What is needed:
Write the next part of the facts and procedural history about Carr and Smith, starting after its final sentence.

-------- Page extract --------

Facts and Procedural History
[4] In April 2022, Smith and Carr began a dating relationship that was marred with frequent conflict. According to Carr, the couple lived together but went through cycles of breaking up and reconciling. On the afternoon of December 2, 2022, Smith's mother, Frances Morton-Howard (Frances) drove to Smith's house to pick up Smith's children because Carr and Smith were going on a date. That evening, an “upset” Smith called her mother. Transcript Vol. 4 at 22. Frances heard the couple arguing and Carr “using profanity[,]” including calling Smith profane names. Id. at 24. To Frances, Carr sounded upset that Smith refused to take him to his mother's house and he told Smith that he “[had] a gun and drugs on [him].” Id. at 25. Smith eventually hung up. Later, Smith called her mother on FaceTime. Then around “11:00 something” that evening, Frances texted Smith but received no response. Id. at 28.
[5] Sometime around 9:00 or 10:00 p.m. on December 2, 2022, Carr went to the Home Plate Pub with a handgun. The bartender recognized Carr, whom he knew as Ace, as a frequent customer. Because the bar did not allow patrons to possess firearms, Carr gave his handgun to the bartender for safekeeping. The bartender could not recall anything specific about the handgun other than it had a thin barrel and “it was not a revolver.” Id. at 114. He returned Carr's handgun to him when he left.
[6] Between approximately 1:00 and 3:00 a.m. on December 3, 2022, Carr left the Home Plate Pub with his handgun, and went to another local bar, Porter's Tap. Carr's cell phone records indicate that after leaving Porter's Tap, Carr called Smith four times between 3:06 and 3:20 a.m. Between 3:47 and 4:29 a.m., Carr's cell phone records placed his phone at the home of his friend, Jacquelyn Keaton (Keaton). At trial, Keaton testified she drove Carr to Smith's house but did not stay to watch him enter the house. Phone records placed Carr's phone at Smith's house from approximately 4:46 until 7:19 a.m.
[7] At 7:07 a.m., a friend of Smith's placed a video call to Smith. Carr answered the call on Smith's phone but refused to put Smith on the phone when asked. After arguing with Smith's friend, Carr hung up. The friend tried to call several more times over the next thirty minutes, but no one answered.
[8] Around this time, Smith's neighbor across the street was awakened by a loud noise, followed by “two more noises that sounded like gunshots.” Tr. Vol. 4 at 125.1 Other neighbors frequently shot guns so he believed the noise was from them and he went back to sleep without calling 911.
[9] After leaving Smith's house around 7:19 a.m., Carr's phone was signaled traveling east until 7:32 a.m. then was picked up again at his mother's house at approximately 8:42 a.m.2 Around 10:30 a.m., Carr returned to the Home Plate Pub and talked to another customer, Joseph Anderson (Anderson), who noticed that Carr “seemed upset.” Id. at 181. Carr told Anderson he “did something bad and he might be going to jail for a while.” Id. When asked why, Carr responded that Anderson “didn't want to be involved.” Id.

-------- Listing --------

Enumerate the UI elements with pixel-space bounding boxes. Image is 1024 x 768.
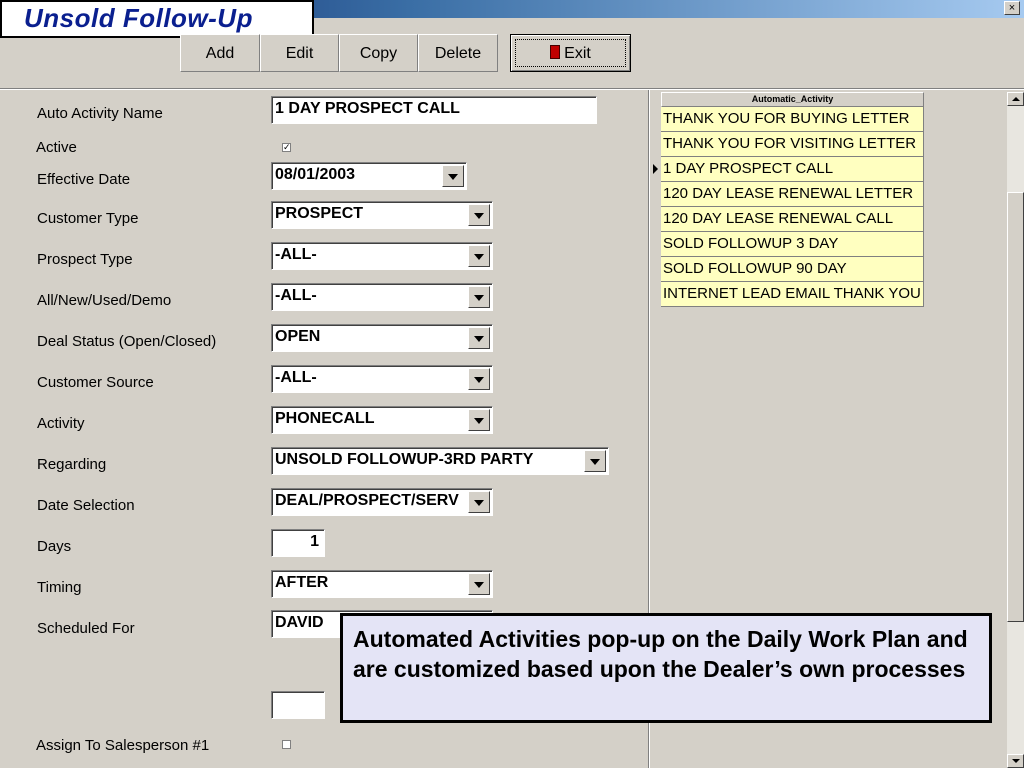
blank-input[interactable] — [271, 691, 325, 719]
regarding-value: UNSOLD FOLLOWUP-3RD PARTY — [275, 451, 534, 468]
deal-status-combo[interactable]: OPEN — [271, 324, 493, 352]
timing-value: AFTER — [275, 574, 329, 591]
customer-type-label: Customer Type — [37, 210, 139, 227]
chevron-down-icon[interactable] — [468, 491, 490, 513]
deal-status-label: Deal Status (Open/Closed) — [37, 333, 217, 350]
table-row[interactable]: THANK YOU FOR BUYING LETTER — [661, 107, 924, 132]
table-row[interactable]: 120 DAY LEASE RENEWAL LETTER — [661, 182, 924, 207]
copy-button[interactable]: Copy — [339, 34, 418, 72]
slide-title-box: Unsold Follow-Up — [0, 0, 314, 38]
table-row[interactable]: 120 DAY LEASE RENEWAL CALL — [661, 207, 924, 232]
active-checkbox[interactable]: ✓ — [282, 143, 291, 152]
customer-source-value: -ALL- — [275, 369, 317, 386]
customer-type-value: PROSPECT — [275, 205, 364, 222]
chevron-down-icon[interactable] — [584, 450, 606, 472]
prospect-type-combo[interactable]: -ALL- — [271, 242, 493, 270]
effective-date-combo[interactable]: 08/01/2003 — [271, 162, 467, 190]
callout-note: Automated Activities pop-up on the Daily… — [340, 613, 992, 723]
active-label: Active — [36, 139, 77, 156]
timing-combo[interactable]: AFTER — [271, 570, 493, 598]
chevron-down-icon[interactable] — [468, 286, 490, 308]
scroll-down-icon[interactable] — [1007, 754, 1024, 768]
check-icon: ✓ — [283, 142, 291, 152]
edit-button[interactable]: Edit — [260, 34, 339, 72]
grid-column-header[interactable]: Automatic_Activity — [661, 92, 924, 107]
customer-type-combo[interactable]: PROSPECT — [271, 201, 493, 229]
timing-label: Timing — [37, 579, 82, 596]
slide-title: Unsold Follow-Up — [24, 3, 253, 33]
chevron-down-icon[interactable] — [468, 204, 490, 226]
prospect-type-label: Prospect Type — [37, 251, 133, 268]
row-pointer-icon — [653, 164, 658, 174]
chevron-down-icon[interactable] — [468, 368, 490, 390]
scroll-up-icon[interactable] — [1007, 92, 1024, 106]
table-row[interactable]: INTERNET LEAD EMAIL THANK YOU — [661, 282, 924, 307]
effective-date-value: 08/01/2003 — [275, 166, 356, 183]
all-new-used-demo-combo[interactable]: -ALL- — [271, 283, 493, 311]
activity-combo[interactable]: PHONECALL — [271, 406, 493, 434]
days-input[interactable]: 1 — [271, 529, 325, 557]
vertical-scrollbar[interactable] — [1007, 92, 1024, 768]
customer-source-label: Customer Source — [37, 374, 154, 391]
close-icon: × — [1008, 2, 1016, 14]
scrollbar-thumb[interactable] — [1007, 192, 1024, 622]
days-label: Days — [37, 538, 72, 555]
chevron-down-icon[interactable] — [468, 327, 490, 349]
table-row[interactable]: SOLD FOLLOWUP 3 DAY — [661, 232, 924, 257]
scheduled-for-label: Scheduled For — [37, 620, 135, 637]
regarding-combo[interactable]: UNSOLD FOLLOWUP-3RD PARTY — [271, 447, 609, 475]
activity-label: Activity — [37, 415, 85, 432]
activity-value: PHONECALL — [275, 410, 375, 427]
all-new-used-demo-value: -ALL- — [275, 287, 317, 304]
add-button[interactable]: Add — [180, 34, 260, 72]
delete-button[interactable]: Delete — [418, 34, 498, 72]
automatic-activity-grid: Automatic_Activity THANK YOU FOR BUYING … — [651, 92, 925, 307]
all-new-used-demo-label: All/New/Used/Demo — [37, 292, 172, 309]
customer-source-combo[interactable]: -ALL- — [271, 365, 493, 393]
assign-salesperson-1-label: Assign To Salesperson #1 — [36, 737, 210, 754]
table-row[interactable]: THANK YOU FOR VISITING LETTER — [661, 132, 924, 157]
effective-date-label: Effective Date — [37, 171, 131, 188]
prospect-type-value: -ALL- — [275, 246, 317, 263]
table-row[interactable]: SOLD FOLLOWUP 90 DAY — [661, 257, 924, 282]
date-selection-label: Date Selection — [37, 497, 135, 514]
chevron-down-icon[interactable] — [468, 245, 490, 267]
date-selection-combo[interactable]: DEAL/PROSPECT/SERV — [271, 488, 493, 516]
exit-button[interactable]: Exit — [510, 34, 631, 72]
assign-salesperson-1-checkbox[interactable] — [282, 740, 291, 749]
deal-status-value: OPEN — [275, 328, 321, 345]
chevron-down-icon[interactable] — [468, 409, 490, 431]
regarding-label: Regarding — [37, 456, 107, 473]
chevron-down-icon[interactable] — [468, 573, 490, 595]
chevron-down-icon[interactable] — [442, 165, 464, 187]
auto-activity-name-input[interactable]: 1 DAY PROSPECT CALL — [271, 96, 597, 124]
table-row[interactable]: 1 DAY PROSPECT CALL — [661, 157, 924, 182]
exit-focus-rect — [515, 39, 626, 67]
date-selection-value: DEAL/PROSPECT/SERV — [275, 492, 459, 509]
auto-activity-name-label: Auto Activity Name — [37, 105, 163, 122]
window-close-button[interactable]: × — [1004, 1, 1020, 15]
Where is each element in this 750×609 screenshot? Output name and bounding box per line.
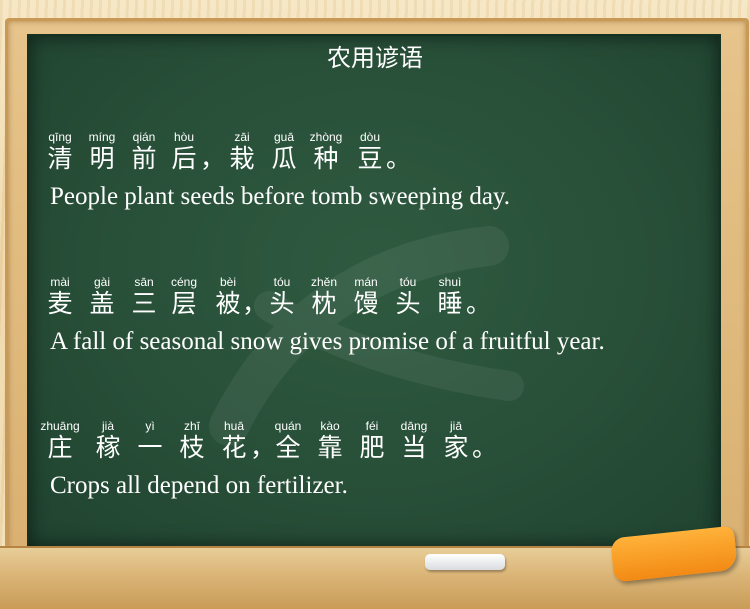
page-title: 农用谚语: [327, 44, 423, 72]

--------

Response to the task:
[10] After hearing nothing from her daughter on the night of December 2nd, Frances fell asleep for the night. In the morning, she called Smith repeatedly, but Smith did not answer. Concerned, Frances drove to Smith's house and knocked on the front door around 1:00 that afternoon. When no one answered, Frances went to the back door, discovered it unlocked, and went inside. She found Smith in her bedroom, “sitting up – leaning on the wall ․ with blood splatter on the wall ․ already stiff.” Id. at 32-33. She called 911. Frances told the police that she had overheard Smith's recent argument with Carr on the phone and that she believed Carr, whom she knew as Ace, was the perpetrator. Id. at 47. Despite Smith being shot three times, detectives who searched the scene only found two shell casings—both fired from the same gun. The murder weapon was never recovered.
[11] On December 4, 2022, Carr went to the Hammond Police Department to speak with detectives.3 Carr told detectives that he and Smith had plans to go out on the night of December 2nd but he noticed his key to Smith's house was missing and he blamed Smith for its disappearance. Carr claimed he asked Smith to take him to his mother's house, but she refused, so his friend gave him a ride. Carr told detectives he did not return to Smith's house that night.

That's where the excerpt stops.